Please transcribe the records word for word, starting at the first line and ending at the line that contains "ingredients-card: Ingredients 4".

_Material_
════════════════════

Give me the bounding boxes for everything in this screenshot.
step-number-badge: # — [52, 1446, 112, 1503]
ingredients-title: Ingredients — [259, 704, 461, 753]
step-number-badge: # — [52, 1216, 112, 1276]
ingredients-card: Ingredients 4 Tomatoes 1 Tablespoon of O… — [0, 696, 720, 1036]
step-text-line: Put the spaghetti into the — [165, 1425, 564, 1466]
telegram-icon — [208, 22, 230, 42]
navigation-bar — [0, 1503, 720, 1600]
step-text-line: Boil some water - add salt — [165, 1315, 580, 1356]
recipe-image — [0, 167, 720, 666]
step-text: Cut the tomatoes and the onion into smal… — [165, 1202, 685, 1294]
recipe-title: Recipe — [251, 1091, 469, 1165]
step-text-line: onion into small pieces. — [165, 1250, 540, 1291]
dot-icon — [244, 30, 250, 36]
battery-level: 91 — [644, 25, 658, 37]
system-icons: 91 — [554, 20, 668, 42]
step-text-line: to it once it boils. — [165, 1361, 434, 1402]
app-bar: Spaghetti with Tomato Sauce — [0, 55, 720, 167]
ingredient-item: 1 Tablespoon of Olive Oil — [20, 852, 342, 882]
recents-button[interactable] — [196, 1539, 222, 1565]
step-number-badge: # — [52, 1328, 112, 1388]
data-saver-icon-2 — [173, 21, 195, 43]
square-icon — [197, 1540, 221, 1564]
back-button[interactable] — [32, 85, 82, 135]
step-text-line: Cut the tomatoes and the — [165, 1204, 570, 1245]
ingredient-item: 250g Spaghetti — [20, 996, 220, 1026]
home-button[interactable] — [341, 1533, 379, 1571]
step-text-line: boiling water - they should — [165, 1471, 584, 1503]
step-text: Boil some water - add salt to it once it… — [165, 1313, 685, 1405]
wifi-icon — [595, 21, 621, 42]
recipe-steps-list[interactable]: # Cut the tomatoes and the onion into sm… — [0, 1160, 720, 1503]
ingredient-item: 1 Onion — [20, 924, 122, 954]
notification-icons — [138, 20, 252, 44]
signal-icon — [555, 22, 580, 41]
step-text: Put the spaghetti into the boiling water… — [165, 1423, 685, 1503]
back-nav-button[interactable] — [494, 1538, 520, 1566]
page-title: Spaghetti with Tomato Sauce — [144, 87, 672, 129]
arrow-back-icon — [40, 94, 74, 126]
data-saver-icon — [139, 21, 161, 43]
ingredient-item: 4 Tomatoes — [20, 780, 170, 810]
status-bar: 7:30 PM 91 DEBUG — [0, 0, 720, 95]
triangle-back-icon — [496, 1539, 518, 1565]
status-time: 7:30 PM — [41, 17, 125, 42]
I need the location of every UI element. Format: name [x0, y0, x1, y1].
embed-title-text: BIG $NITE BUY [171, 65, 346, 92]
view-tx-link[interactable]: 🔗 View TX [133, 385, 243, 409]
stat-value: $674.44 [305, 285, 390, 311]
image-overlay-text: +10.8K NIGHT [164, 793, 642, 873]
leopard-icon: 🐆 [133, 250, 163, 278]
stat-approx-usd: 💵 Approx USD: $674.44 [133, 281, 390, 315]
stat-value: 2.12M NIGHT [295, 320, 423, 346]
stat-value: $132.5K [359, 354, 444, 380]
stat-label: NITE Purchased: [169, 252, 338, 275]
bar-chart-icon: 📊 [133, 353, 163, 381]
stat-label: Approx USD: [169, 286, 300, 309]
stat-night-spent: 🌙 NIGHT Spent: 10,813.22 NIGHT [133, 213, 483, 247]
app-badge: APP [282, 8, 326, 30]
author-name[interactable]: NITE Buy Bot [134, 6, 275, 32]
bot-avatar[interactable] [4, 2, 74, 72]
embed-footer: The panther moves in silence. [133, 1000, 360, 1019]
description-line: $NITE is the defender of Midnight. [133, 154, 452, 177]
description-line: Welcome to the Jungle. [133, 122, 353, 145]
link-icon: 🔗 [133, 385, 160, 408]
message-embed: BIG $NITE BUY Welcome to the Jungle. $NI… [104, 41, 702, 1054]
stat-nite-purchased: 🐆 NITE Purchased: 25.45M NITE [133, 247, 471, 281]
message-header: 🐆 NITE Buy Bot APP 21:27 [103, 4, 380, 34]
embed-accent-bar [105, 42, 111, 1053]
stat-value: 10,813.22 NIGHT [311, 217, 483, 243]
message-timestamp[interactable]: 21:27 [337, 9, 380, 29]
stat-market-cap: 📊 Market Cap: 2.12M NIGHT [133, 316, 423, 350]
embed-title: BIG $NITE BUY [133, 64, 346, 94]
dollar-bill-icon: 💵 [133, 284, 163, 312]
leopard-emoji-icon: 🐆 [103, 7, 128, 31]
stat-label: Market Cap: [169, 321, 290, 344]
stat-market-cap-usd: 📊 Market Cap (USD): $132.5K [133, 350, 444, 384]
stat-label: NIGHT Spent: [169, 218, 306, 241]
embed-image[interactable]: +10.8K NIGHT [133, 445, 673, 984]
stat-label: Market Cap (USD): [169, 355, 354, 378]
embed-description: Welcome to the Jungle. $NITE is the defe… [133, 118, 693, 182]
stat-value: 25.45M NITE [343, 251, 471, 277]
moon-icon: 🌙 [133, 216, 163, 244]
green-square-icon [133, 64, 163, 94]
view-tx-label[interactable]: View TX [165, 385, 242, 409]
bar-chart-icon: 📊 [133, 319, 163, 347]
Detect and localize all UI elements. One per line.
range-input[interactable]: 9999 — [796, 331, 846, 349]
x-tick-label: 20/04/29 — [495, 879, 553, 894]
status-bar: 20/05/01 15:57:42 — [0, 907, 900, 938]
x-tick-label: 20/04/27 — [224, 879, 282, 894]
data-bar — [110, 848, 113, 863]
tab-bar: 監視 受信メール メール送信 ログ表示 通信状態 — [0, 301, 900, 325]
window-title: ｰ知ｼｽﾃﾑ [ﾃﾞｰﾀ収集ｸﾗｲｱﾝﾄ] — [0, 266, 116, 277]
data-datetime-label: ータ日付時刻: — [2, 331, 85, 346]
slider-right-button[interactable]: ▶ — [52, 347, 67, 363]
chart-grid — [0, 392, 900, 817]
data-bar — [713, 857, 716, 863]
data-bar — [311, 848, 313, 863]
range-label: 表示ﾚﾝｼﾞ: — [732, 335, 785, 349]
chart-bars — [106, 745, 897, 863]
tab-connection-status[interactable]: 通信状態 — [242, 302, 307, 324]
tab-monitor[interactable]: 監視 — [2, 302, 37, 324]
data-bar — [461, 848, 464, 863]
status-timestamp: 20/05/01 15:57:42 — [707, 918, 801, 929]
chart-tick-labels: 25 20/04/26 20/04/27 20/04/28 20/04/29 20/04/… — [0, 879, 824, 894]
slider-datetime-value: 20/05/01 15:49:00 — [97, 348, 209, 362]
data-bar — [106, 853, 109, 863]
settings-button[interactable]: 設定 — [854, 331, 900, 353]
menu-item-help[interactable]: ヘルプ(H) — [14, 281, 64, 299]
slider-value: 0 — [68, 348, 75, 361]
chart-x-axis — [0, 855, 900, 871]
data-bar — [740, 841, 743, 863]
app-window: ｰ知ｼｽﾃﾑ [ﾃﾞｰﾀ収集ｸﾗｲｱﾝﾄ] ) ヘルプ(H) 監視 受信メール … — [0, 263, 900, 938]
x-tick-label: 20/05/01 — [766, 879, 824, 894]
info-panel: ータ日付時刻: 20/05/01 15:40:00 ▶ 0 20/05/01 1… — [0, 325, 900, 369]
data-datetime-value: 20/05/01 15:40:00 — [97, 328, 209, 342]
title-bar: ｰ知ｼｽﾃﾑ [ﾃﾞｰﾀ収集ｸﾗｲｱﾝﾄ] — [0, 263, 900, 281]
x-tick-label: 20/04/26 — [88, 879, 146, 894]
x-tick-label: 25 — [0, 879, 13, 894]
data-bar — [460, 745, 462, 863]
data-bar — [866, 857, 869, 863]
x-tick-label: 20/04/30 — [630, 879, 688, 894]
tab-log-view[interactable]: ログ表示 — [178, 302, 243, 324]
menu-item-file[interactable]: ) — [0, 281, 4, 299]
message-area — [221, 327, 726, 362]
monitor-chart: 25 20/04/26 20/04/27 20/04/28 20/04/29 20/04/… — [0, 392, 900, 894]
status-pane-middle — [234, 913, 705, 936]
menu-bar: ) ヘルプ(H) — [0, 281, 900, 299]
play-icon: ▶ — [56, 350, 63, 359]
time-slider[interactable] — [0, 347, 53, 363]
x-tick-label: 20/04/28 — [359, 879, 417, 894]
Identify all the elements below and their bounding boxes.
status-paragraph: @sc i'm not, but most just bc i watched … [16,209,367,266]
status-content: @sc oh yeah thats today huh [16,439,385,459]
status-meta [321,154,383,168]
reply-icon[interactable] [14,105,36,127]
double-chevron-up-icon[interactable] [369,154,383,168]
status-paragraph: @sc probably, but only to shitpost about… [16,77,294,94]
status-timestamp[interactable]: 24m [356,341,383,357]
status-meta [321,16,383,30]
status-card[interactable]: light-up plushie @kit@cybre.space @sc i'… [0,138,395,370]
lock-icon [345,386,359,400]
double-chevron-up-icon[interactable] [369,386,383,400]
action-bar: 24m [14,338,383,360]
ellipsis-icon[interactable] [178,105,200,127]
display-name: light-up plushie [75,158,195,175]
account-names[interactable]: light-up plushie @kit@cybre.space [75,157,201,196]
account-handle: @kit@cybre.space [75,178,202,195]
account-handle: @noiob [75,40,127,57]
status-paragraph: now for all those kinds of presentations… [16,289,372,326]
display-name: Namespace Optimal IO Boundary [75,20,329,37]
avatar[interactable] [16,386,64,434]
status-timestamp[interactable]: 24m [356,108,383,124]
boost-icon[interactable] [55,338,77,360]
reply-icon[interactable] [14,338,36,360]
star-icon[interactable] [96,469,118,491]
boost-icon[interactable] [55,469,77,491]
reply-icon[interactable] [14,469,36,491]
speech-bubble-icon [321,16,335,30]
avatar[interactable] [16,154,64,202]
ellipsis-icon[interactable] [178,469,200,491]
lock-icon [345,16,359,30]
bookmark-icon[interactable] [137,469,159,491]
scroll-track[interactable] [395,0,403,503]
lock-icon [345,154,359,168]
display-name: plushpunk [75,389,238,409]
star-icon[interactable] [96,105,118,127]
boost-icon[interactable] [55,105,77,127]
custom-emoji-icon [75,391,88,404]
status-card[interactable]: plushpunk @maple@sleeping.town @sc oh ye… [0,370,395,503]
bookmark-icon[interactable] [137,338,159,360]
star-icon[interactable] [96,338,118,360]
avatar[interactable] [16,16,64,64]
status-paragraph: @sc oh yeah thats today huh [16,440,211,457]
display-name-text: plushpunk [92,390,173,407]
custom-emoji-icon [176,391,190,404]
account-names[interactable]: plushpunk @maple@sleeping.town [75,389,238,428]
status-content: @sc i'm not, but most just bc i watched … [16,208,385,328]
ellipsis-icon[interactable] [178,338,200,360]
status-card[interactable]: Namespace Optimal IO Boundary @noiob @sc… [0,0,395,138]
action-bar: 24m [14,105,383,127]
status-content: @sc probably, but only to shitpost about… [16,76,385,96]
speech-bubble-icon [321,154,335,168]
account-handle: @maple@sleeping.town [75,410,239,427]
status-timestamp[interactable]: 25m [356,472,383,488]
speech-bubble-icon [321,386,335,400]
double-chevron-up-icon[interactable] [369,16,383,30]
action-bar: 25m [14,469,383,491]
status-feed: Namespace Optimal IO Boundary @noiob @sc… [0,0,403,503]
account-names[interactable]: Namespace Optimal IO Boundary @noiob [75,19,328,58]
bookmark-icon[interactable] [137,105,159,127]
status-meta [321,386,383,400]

════════════════════

_Answer to this problem_
Give me the bounding boxes for everything in this screenshot.
step-number-badge: # — [52, 1446, 112, 1503]
ingredients-title: Ingredients — [259, 704, 461, 753]
step-number-badge: # — [52, 1216, 112, 1276]
ingredients-card: Ingredients 4 Tomatoes 1 Tablespoon of O… — [0, 696, 720, 1036]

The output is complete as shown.